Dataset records

━━━━━━━━━━━━━━━━

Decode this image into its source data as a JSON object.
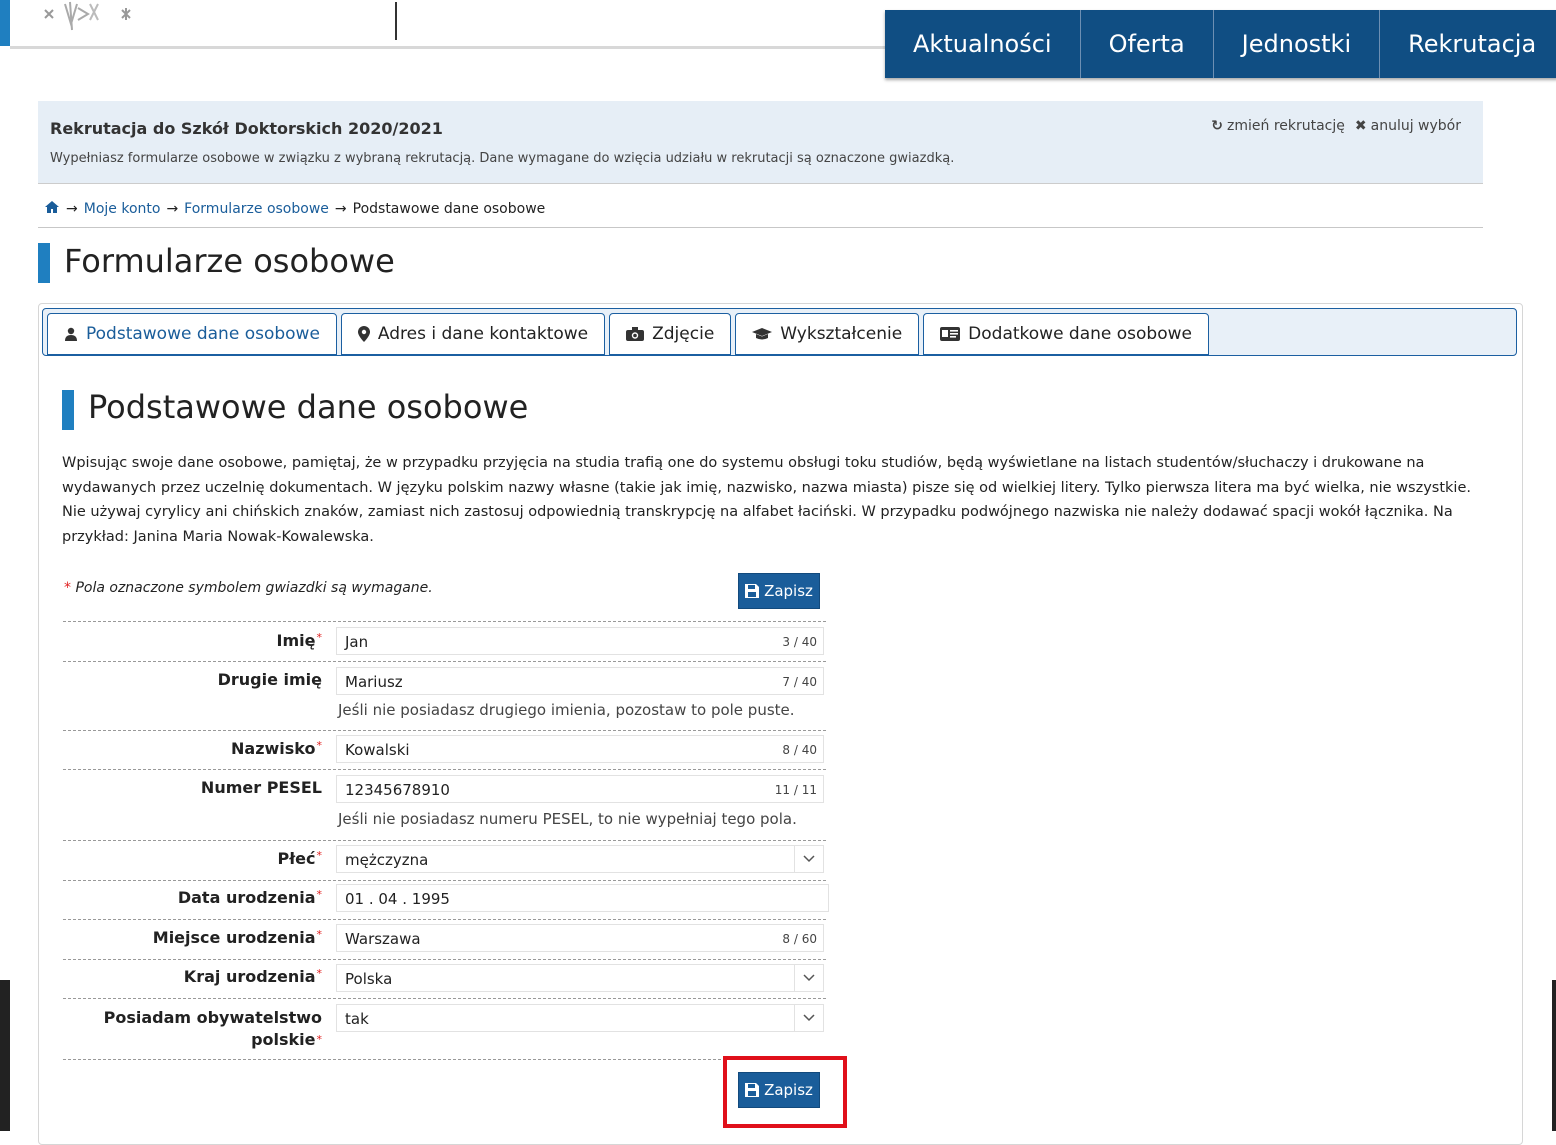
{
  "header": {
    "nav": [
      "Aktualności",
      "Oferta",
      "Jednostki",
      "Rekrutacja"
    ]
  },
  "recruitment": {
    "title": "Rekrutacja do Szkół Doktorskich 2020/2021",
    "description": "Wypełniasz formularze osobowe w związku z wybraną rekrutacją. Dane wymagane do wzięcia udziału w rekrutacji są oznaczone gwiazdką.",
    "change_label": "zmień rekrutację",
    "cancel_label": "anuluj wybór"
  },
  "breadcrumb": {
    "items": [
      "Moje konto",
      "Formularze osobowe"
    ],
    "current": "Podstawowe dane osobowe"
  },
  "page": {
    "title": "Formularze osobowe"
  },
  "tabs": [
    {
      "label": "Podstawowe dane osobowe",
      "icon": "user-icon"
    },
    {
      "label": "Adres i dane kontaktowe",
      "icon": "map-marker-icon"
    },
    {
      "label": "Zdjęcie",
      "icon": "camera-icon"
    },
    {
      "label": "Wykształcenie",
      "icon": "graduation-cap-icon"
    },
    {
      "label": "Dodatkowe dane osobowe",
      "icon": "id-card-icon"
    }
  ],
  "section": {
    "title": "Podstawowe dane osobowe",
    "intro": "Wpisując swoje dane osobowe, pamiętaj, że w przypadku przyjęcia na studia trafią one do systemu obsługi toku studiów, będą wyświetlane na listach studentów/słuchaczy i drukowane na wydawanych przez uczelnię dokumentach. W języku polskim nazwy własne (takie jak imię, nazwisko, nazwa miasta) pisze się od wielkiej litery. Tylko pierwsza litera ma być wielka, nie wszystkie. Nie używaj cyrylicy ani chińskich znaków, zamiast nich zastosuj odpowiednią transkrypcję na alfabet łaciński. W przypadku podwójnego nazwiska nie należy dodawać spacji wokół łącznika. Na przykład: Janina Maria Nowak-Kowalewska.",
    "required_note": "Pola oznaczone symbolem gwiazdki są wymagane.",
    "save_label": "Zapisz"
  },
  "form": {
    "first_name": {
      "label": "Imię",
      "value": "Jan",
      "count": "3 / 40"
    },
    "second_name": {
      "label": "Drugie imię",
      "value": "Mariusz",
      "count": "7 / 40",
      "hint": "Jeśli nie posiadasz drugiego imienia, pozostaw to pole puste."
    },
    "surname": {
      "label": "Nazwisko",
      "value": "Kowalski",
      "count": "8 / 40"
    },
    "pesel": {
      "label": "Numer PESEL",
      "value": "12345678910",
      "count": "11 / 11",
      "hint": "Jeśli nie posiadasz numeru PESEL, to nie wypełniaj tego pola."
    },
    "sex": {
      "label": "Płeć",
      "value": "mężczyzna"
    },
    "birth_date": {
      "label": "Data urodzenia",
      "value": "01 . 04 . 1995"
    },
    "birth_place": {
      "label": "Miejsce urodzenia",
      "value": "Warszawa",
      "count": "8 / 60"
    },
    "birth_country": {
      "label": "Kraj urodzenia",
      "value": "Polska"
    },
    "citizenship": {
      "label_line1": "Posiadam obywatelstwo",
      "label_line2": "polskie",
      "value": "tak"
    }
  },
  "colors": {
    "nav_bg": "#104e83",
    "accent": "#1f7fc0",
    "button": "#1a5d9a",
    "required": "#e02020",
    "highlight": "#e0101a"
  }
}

━━━━━━━━━━━━━━━━

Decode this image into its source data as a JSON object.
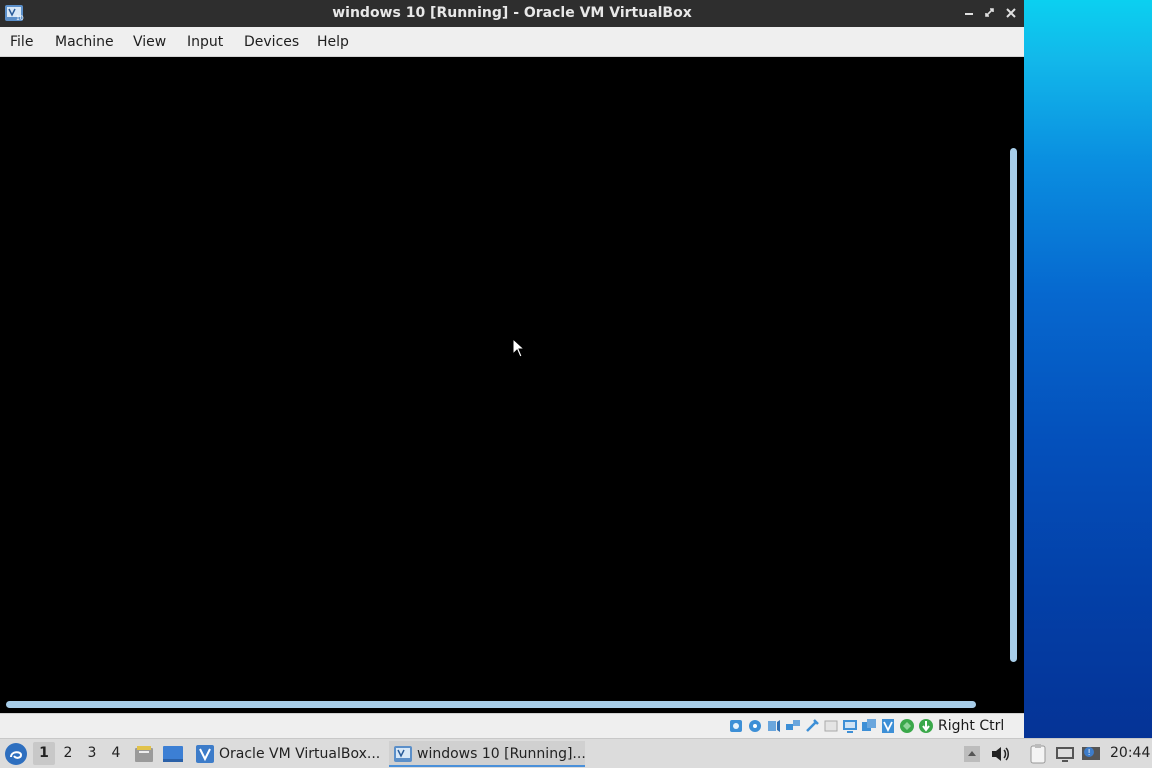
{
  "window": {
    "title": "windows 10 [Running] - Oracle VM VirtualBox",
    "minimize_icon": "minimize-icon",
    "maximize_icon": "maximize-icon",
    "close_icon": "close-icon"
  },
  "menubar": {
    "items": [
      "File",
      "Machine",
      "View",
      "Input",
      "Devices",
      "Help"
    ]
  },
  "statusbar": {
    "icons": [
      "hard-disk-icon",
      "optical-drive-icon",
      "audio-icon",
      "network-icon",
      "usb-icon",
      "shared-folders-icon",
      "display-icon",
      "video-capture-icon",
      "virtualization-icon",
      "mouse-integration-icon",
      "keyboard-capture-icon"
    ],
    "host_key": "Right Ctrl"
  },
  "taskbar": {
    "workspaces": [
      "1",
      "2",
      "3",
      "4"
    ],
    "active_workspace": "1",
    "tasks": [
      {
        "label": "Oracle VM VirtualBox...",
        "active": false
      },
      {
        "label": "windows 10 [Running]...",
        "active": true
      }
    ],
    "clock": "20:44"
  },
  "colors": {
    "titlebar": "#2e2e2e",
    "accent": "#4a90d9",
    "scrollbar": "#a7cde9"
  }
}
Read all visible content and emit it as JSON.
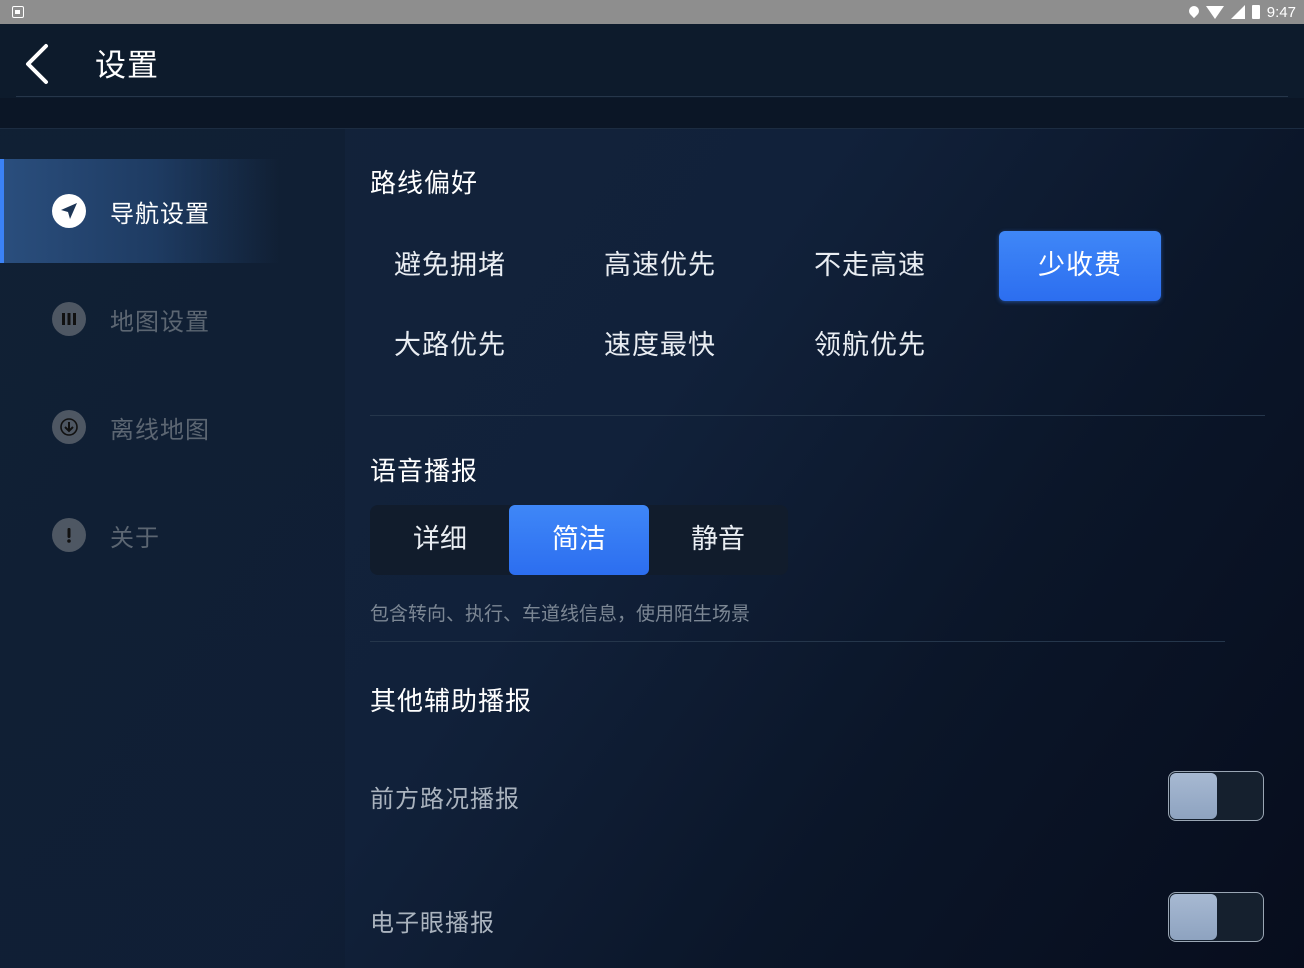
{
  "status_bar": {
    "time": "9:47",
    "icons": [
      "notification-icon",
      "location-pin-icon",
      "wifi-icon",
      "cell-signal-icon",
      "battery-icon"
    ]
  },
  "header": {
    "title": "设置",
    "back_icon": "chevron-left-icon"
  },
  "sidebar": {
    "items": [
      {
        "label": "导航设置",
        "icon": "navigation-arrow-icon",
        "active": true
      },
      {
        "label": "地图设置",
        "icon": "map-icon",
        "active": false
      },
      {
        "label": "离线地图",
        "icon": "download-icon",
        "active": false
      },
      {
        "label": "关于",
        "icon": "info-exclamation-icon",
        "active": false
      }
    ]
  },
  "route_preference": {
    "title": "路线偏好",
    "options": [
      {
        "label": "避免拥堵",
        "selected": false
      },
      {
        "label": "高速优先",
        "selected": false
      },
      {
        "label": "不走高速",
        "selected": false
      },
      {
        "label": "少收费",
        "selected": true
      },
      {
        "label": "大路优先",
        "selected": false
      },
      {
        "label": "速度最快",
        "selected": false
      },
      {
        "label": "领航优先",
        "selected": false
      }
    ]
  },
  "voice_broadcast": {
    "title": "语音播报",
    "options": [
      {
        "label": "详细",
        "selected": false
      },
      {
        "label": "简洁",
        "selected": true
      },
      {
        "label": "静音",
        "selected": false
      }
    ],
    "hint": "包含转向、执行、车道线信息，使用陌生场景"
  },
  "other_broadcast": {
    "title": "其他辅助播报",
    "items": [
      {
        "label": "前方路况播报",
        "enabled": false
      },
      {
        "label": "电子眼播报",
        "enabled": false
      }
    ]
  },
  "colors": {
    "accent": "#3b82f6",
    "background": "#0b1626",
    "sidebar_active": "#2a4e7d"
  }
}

━━━━━━━━━━━━━━━━

## WHAT YOU NEED TO DO:
Search the lines above for the string "capture" and copy each line that has it.

## ANSWER IN FULL:
      "video-capture-icon",
      "keyboard-capture-icon"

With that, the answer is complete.